GIVEN RECORDS:
— Begin —

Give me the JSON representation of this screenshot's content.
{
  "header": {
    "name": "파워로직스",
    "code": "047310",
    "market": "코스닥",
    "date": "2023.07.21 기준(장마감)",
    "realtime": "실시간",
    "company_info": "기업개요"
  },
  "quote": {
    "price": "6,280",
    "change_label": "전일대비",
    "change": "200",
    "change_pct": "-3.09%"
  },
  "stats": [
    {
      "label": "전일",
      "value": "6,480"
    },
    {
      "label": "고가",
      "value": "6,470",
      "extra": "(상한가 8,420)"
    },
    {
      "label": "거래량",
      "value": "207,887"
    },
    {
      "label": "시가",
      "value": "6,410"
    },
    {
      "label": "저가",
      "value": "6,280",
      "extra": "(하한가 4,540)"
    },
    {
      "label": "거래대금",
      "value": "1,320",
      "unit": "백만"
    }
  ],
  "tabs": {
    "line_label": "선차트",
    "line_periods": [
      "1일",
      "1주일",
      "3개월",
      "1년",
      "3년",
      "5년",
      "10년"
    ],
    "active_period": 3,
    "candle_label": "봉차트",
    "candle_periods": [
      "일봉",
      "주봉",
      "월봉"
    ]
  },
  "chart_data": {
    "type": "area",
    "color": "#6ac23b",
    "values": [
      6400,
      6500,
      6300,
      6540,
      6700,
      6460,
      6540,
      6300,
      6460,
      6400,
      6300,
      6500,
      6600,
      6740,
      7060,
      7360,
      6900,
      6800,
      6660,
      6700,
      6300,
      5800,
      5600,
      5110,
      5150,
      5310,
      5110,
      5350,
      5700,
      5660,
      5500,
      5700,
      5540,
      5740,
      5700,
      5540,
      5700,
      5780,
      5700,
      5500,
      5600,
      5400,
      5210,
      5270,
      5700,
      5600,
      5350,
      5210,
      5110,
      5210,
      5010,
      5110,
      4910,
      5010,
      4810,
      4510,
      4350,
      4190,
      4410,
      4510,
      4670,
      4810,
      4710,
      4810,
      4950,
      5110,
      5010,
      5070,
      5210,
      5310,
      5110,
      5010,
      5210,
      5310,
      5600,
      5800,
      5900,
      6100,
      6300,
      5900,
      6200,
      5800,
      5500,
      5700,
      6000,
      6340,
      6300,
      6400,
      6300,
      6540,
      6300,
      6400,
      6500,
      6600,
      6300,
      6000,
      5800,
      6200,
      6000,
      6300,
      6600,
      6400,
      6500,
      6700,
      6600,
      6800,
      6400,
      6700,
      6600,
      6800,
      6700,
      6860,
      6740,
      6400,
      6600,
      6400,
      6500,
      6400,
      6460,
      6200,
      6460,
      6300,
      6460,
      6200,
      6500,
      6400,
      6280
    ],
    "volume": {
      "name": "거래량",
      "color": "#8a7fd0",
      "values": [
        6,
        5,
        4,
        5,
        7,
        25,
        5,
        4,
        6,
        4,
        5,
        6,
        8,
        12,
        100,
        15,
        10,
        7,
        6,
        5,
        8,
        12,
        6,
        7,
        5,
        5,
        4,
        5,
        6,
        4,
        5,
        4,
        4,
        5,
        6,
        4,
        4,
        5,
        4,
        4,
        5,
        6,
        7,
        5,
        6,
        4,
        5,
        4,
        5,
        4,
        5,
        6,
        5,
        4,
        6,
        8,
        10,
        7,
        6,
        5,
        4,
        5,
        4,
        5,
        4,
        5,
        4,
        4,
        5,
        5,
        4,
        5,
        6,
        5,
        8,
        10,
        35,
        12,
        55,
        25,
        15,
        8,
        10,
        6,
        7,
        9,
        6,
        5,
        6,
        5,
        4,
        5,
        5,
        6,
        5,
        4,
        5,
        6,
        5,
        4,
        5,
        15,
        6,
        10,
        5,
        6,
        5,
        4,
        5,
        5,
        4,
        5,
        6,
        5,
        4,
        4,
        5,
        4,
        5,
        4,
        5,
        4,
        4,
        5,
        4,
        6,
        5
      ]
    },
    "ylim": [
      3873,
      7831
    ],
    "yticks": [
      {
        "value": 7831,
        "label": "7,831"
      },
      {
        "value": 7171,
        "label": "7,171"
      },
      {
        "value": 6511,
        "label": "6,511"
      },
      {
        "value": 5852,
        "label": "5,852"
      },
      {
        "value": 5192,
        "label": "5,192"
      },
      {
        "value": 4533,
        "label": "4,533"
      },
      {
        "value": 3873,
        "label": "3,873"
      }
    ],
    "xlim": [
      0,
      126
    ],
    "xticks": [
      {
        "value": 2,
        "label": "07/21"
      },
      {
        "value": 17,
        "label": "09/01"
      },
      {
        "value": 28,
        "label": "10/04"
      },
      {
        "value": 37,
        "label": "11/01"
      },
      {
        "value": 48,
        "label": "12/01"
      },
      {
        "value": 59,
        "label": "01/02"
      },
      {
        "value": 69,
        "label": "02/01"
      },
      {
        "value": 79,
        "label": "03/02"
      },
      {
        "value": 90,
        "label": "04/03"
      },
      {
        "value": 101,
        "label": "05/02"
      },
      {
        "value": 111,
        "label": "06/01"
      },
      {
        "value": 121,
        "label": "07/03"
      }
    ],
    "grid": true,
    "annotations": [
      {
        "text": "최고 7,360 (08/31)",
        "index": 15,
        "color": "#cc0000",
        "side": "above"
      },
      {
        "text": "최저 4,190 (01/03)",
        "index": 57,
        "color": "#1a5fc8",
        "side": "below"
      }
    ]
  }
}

— End —

STATED PROBLEM:
Give back all the records exactly as they stand.

OUTPUT OF THE EXERCISE:
Give me the JSON representation of this screenshot's content.
{
  "header": {
    "name": "파워로직스",
    "code": "047310",
    "market": "코스닥",
    "date": "2023.07.21 기준(장마감)",
    "realtime": "실시간",
    "company_info": "기업개요"
  },
  "quote": {
    "price": "6,280",
    "change_label": "전일대비",
    "change": "200",
    "change_pct": "-3.09%"
  },
  "stats": [
    {
      "label": "전일",
      "value": "6,480"
    },
    {
      "label": "고가",
      "value": "6,470",
      "extra": "(상한가 8,420)"
    },
    {
      "label": "거래량",
      "value": "207,887"
    },
    {
      "label": "시가",
      "value": "6,410"
    },
    {
      "label": "저가",
      "value": "6,280",
      "extra": "(하한가 4,540)"
    },
    {
      "label": "거래대금",
      "value": "1,320",
      "unit": "백만"
    }
  ],
  "tabs": {
    "line_label": "선차트",
    "line_periods": [
      "1일",
      "1주일",
      "3개월",
      "1년",
      "3년",
      "5년",
      "10년"
    ],
    "active_period": 3,
    "candle_label": "봉차트",
    "candle_periods": [
      "일봉",
      "주봉",
      "월봉"
    ]
  },
  "chart_data": {
    "type": "area",
    "color": "#6ac23b",
    "values": [
      6400,
      6500,
      6300,
      6540,
      6700,
      6460,
      6540,
      6300,
      6460,
      6400,
      6300,
      6500,
      6600,
      6740,
      7060,
      7360,
      6900,
      6800,
      6660,
      6700,
      6300,
      5800,
      5600,
      5110,
      5150,
      5310,
      5110,
      5350,
      5700,
      5660,
      5500,
      5700,
      5540,
      5740,
      5700,
      5540,
      5700,
      5780,
      5700,
      5500,
      5600,
      5400,
      5210,
      5270,
      5700,
      5600,
      5350,
      5210,
      5110,
      5210,
      5010,
      5110,
      4910,
      5010,
      4810,
      4510,
      4350,
      4190,
      4410,
      4510,
      4670,
      4810,
      4710,
      4810,
      4950,
      5110,
      5010,
      5070,
      5210,
      5310,
      5110,
      5010,
      5210,
      5310,
      5600,
      5800,
      5900,
      6100,
      6300,
      5900,
      6200,
      5800,
      5500,
      5700,
      6000,
      6340,
      6300,
      6400,
      6300,
      6540,
      6300,
      6400,
      6500,
      6600,
      6300,
      6000,
      5800,
      6200,
      6000,
      6300,
      6600,
      6400,
      6500,
      6700,
      6600,
      6800,
      6400,
      6700,
      6600,
      6800,
      6700,
      6860,
      6740,
      6400,
      6600,
      6400,
      6500,
      6400,
      6460,
      6200,
      6460,
      6300,
      6460,
      6200,
      6500,
      6400,
      6280
    ],
    "volume": {
      "name": "거래량",
      "color": "#8a7fd0",
      "values": [
        6,
        5,
        4,
        5,
        7,
        25,
        5,
        4,
        6,
        4,
        5,
        6,
        8,
        12,
        100,
        15,
        10,
        7,
        6,
        5,
        8,
        12,
        6,
        7,
        5,
        5,
        4,
        5,
        6,
        4,
        5,
        4,
        4,
        5,
        6,
        4,
        4,
        5,
        4,
        4,
        5,
        6,
        7,
        5,
        6,
        4,
        5,
        4,
        5,
        4,
        5,
        6,
        5,
        4,
        6,
        8,
        10,
        7,
        6,
        5,
        4,
        5,
        4,
        5,
        4,
        5,
        4,
        4,
        5,
        5,
        4,
        5,
        6,
        5,
        8,
        10,
        35,
        12,
        55,
        25,
        15,
        8,
        10,
        6,
        7,
        9,
        6,
        5,
        6,
        5,
        4,
        5,
        5,
        6,
        5,
        4,
        5,
        6,
        5,
        4,
        5,
        15,
        6,
        10,
        5,
        6,
        5,
        4,
        5,
        5,
        4,
        5,
        6,
        5,
        4,
        4,
        5,
        4,
        5,
        4,
        5,
        4,
        4,
        5,
        4,
        6,
        5
      ]
    },
    "ylim": [
      3873,
      7831
    ],
    "yticks": [
      {
        "value": 7831,
        "label": "7,831"
      },
      {
        "value": 7171,
        "label": "7,171"
      },
      {
        "value": 6511,
        "label": "6,511"
      },
      {
        "value": 5852,
        "label": "5,852"
      },
      {
        "value": 5192,
        "label": "5,192"
      },
      {
        "value": 4533,
        "label": "4,533"
      },
      {
        "value": 3873,
        "label": "3,873"
      }
    ],
    "xlim": [
      0,
      126
    ],
    "xticks": [
      {
        "value": 2,
        "label": "07/21"
      },
      {
        "value": 17,
        "label": "09/01"
      },
      {
        "value": 28,
        "label": "10/04"
      },
      {
        "value": 37,
        "label": "11/01"
      },
      {
        "value": 48,
        "label": "12/01"
      },
      {
        "value": 59,
        "label": "01/02"
      },
      {
        "value": 69,
        "label": "02/01"
      },
      {
        "value": 79,
        "label": "03/02"
      },
      {
        "value": 90,
        "label": "04/03"
      },
      {
        "value": 101,
        "label": "05/02"
      },
      {
        "value": 111,
        "label": "06/01"
      },
      {
        "value": 121,
        "label": "07/03"
      }
    ],
    "grid": true,
    "annotations": [
      {
        "text": "최고 7,360 (08/31)",
        "index": 15,
        "color": "#cc0000",
        "side": "above"
      },
      {
        "text": "최저 4,190 (01/03)",
        "index": 57,
        "color": "#1a5fc8",
        "side": "below"
      }
    ]
  }
}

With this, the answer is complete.